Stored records
************

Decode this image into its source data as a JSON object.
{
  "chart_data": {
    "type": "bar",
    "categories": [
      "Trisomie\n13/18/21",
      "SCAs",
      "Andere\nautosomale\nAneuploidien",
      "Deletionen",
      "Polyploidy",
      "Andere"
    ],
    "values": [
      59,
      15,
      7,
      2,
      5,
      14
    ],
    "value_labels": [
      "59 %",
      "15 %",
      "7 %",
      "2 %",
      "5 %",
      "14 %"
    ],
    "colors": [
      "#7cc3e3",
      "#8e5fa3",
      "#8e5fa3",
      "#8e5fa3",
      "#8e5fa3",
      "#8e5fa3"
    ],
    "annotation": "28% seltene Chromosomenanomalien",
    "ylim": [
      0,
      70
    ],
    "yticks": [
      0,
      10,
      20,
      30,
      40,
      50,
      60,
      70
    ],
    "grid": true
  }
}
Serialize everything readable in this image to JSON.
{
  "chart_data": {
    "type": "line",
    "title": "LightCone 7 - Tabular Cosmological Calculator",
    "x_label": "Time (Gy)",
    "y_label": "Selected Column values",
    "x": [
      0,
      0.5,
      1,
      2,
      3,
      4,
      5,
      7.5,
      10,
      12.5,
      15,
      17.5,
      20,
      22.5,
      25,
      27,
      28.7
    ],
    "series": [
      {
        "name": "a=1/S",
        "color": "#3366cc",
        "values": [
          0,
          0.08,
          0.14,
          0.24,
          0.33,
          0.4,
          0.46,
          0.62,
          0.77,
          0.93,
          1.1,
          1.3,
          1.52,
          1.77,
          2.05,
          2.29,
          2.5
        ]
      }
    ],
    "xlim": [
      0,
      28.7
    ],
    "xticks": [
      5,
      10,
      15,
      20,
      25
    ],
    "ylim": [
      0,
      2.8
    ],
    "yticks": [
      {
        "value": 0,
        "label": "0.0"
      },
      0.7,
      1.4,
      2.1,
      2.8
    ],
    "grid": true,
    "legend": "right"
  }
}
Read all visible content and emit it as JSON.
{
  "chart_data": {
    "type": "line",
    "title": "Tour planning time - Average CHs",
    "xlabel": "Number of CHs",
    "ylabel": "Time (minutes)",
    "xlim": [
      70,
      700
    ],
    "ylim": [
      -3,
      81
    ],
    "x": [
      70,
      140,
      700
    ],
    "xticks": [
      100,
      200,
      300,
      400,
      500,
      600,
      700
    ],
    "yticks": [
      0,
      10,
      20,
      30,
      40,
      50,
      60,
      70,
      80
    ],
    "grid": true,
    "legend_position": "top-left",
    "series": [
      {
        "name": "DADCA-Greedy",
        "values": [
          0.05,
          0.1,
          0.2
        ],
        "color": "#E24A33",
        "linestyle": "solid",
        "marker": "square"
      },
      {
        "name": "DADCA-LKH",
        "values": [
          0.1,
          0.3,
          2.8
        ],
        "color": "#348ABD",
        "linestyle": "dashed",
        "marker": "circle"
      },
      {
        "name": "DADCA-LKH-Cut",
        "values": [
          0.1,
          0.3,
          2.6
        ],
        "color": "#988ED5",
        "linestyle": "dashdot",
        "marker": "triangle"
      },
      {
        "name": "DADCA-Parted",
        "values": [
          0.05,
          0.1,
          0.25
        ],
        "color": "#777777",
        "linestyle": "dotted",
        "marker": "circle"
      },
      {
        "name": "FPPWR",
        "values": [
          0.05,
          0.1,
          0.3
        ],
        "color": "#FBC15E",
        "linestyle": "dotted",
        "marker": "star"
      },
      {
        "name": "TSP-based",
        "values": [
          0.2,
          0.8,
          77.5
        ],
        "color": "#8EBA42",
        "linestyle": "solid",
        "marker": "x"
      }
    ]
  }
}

************

- Goal of the exercise
Copy all data exactly, start to finish.

- Answer to this exercise
Decode this image into its source data as a JSON object.
{
  "chart_data": {
    "type": "bar",
    "categories": [
      "Trisomie\n13/18/21",
      "SCAs",
      "Andere\nautosomale\nAneuploidien",
      "Deletionen",
      "Polyploidy",
      "Andere"
    ],
    "values": [
      59,
      15,
      7,
      2,
      5,
      14
    ],
    "value_labels": [
      "59 %",
      "15 %",
      "7 %",
      "2 %",
      "5 %",
      "14 %"
    ],
    "colors": [
      "#7cc3e3",
      "#8e5fa3",
      "#8e5fa3",
      "#8e5fa3",
      "#8e5fa3",
      "#8e5fa3"
    ],
    "annotation": "28% seltene Chromosomenanomalien",
    "ylim": [
      0,
      70
    ],
    "yticks": [
      0,
      10,
      20,
      30,
      40,
      50,
      60,
      70
    ],
    "grid": true
  }
}
Serialize everything readable in this image to JSON.
{
  "chart_data": {
    "type": "line",
    "title": "LightCone 7 - Tabular Cosmological Calculator",
    "x_label": "Time (Gy)",
    "y_label": "Selected Column values",
    "x": [
      0,
      0.5,
      1,
      2,
      3,
      4,
      5,
      7.5,
      10,
      12.5,
      15,
      17.5,
      20,
      22.5,
      25,
      27,
      28.7
    ],
    "series": [
      {
        "name": "a=1/S",
        "color": "#3366cc",
        "values": [
          0,
          0.08,
          0.14,
          0.24,
          0.33,
          0.4,
          0.46,
          0.62,
          0.77,
          0.93,
          1.1,
          1.3,
          1.52,
          1.77,
          2.05,
          2.29,
          2.5
        ]
      }
    ],
    "xlim": [
      0,
      28.7
    ],
    "xticks": [
      5,
      10,
      15,
      20,
      25
    ],
    "ylim": [
      0,
      2.8
    ],
    "yticks": [
      {
        "value": 0,
        "label": "0.0"
      },
      0.7,
      1.4,
      2.1,
      2.8
    ],
    "grid": true,
    "legend": "right"
  }
}
Read all visible content and emit it as JSON.
{
  "chart_data": {
    "type": "line",
    "title": "Tour planning time - Average CHs",
    "xlabel": "Number of CHs",
    "ylabel": "Time (minutes)",
    "xlim": [
      70,
      700
    ],
    "ylim": [
      -3,
      81
    ],
    "x": [
      70,
      140,
      700
    ],
    "xticks": [
      100,
      200,
      300,
      400,
      500,
      600,
      700
    ],
    "yticks": [
      0,
      10,
      20,
      30,
      40,
      50,
      60,
      70,
      80
    ],
    "grid": true,
    "legend_position": "top-left",
    "series": [
      {
        "name": "DADCA-Greedy",
        "values": [
          0.05,
          0.1,
          0.2
        ],
        "color": "#E24A33",
        "linestyle": "solid",
        "marker": "square"
      },
      {
        "name": "DADCA-LKH",
        "values": [
          0.1,
          0.3,
          2.8
        ],
        "color": "#348ABD",
        "linestyle": "dashed",
        "marker": "circle"
      },
      {
        "name": "DADCA-LKH-Cut",
        "values": [
          0.1,
          0.3,
          2.6
        ],
        "color": "#988ED5",
        "linestyle": "dashdot",
        "marker": "triangle"
      },
      {
        "name": "DADCA-Parted",
        "values": [
          0.05,
          0.1,
          0.25
        ],
        "color": "#777777",
        "linestyle": "dotted",
        "marker": "circle"
      },
      {
        "name": "FPPWR",
        "values": [
          0.05,
          0.1,
          0.3
        ],
        "color": "#FBC15E",
        "linestyle": "dotted",
        "marker": "star"
      },
      {
        "name": "TSP-based",
        "values": [
          0.2,
          0.8,
          77.5
        ],
        "color": "#8EBA42",
        "linestyle": "solid",
        "marker": "x"
      }
    ]
  }
}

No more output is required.